_What the exercise asks_. Every line holding the string "your" should be gathered.

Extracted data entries

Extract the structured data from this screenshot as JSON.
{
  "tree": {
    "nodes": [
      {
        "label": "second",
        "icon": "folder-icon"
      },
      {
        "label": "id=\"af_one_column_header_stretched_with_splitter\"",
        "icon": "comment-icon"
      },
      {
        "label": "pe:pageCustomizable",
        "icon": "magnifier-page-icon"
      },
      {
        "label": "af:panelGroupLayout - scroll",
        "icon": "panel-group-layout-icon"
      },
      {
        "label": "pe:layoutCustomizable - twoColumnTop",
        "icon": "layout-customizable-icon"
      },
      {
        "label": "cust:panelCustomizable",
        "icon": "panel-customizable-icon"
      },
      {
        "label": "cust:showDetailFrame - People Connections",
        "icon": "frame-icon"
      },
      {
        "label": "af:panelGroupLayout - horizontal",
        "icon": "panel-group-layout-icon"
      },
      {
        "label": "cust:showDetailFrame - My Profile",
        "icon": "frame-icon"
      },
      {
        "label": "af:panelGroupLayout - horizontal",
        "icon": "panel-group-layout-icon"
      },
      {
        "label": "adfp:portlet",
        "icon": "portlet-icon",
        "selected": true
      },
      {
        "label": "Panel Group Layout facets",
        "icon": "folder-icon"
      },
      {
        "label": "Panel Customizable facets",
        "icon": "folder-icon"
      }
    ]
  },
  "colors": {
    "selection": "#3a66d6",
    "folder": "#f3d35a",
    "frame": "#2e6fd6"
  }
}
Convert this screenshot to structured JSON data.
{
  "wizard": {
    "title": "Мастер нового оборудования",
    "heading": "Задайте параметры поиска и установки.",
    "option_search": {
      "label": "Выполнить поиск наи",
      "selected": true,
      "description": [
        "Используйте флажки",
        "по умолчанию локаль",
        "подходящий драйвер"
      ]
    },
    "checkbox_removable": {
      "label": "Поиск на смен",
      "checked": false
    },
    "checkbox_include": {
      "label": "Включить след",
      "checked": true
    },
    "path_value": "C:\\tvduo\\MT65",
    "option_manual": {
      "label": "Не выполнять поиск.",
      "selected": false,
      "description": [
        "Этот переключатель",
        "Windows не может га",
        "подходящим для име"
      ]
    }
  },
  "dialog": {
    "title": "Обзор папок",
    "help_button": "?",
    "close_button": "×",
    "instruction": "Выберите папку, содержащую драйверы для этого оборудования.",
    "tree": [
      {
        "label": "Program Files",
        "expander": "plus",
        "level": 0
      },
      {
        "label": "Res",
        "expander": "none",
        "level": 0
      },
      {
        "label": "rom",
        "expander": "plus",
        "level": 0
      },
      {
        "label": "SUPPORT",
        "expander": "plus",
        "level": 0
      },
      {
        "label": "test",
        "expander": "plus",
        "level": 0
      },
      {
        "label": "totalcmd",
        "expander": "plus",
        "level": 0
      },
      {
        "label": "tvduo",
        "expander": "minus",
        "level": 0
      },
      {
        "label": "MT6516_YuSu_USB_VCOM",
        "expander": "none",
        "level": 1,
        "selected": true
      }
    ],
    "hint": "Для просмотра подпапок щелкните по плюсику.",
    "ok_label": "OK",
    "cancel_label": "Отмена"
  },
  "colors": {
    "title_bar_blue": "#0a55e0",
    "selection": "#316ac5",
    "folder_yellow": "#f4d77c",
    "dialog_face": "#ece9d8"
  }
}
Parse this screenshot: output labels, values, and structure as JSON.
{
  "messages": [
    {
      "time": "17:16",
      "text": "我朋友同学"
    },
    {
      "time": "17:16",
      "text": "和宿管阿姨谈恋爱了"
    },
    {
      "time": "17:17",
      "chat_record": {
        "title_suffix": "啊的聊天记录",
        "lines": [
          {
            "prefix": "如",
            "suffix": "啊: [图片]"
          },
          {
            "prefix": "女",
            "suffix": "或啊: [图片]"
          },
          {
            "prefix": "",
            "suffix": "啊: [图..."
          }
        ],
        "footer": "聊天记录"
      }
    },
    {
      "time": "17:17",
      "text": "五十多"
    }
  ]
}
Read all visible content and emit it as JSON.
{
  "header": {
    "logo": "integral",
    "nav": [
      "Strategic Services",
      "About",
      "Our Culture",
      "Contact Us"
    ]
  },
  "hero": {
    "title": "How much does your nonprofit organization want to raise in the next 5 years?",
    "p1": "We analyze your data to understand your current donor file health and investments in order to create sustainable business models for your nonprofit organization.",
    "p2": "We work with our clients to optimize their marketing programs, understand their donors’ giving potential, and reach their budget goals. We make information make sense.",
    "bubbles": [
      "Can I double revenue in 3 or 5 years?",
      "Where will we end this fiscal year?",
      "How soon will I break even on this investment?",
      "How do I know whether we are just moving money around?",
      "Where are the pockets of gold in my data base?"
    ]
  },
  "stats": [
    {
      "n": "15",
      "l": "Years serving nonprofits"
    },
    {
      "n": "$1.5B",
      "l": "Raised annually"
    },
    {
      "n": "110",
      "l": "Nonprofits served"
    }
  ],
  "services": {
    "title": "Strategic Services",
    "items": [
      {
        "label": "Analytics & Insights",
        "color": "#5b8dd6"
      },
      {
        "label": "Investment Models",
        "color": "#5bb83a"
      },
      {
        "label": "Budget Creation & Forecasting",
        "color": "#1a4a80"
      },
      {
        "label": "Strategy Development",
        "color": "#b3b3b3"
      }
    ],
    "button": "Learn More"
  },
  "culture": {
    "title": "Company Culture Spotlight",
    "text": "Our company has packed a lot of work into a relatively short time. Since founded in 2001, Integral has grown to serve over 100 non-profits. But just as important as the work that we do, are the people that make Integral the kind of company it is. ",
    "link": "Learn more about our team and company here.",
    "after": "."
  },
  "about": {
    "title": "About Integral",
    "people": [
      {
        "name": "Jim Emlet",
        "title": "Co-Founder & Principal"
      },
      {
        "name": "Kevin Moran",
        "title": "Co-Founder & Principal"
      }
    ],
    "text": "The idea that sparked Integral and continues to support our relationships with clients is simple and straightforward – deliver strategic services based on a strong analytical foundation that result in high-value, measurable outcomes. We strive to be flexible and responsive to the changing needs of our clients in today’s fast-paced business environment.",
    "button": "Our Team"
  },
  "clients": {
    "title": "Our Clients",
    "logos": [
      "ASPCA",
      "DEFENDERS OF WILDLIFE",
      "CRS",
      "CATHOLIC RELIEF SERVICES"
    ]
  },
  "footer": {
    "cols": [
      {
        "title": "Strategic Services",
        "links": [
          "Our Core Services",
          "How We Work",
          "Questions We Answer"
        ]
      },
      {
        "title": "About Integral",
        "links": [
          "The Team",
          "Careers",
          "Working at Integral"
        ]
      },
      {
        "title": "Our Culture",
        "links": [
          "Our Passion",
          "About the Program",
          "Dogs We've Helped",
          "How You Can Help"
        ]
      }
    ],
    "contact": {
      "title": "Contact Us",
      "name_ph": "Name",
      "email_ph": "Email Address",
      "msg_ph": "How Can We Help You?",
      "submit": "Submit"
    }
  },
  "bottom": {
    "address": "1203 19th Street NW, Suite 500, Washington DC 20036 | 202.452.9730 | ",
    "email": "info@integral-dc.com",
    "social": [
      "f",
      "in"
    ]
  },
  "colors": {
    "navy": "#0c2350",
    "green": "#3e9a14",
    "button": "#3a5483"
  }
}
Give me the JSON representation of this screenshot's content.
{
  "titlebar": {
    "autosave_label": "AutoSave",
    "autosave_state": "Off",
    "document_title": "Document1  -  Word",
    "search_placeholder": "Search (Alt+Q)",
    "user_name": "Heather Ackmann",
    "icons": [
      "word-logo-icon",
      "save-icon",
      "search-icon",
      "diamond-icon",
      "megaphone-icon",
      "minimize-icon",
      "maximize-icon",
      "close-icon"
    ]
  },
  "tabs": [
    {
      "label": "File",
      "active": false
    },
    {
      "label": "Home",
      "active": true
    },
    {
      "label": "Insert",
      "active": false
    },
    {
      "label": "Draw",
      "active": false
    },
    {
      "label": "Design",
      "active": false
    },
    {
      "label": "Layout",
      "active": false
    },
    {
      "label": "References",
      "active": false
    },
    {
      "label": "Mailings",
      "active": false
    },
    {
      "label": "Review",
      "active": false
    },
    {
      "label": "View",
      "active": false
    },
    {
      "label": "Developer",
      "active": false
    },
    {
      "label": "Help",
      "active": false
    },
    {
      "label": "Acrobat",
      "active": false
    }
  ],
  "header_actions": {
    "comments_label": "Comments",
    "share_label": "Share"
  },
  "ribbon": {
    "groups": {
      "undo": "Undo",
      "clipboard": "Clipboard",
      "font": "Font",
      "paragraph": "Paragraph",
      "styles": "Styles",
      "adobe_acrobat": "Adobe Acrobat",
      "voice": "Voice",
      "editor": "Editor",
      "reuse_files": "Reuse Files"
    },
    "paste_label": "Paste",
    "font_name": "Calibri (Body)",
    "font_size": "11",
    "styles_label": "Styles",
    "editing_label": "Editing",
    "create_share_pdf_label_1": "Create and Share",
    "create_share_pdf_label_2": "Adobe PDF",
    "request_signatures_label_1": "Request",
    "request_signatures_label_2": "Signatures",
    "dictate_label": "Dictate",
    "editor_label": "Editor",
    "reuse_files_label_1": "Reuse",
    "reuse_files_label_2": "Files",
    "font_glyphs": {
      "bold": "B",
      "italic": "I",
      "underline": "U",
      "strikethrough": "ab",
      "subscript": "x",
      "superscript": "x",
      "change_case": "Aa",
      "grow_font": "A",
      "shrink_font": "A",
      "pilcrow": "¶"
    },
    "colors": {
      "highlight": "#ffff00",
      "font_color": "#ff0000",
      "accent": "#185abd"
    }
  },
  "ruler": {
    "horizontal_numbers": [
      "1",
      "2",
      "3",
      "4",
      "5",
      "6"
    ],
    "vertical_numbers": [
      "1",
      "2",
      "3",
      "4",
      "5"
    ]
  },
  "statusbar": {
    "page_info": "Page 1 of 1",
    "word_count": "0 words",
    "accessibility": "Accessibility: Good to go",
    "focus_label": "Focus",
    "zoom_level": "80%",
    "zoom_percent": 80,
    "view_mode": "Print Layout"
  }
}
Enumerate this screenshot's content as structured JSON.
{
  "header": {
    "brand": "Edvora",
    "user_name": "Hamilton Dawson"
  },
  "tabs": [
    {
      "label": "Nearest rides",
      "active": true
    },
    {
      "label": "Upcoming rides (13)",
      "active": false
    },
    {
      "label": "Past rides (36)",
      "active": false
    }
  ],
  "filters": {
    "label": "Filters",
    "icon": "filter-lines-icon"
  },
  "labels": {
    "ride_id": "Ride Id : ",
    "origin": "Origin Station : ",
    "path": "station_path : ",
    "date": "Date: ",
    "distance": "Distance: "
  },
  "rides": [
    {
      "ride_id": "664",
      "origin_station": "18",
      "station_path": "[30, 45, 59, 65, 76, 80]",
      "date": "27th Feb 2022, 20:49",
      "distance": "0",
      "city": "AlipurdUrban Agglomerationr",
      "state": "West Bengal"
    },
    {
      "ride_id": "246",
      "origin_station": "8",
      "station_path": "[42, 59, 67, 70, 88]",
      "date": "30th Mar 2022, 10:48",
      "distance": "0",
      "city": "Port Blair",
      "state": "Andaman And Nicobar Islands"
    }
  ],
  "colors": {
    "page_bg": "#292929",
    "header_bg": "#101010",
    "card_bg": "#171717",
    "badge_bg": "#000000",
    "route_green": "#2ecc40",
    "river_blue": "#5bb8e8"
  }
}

_Output of the exercise_.
    "title": "How much does your nonprofit organization want to raise in the next 5 years?",
    "p1": "We analyze your data to understand your current donor file health and investments in order to create sustainable business models for your nonprofit organization.",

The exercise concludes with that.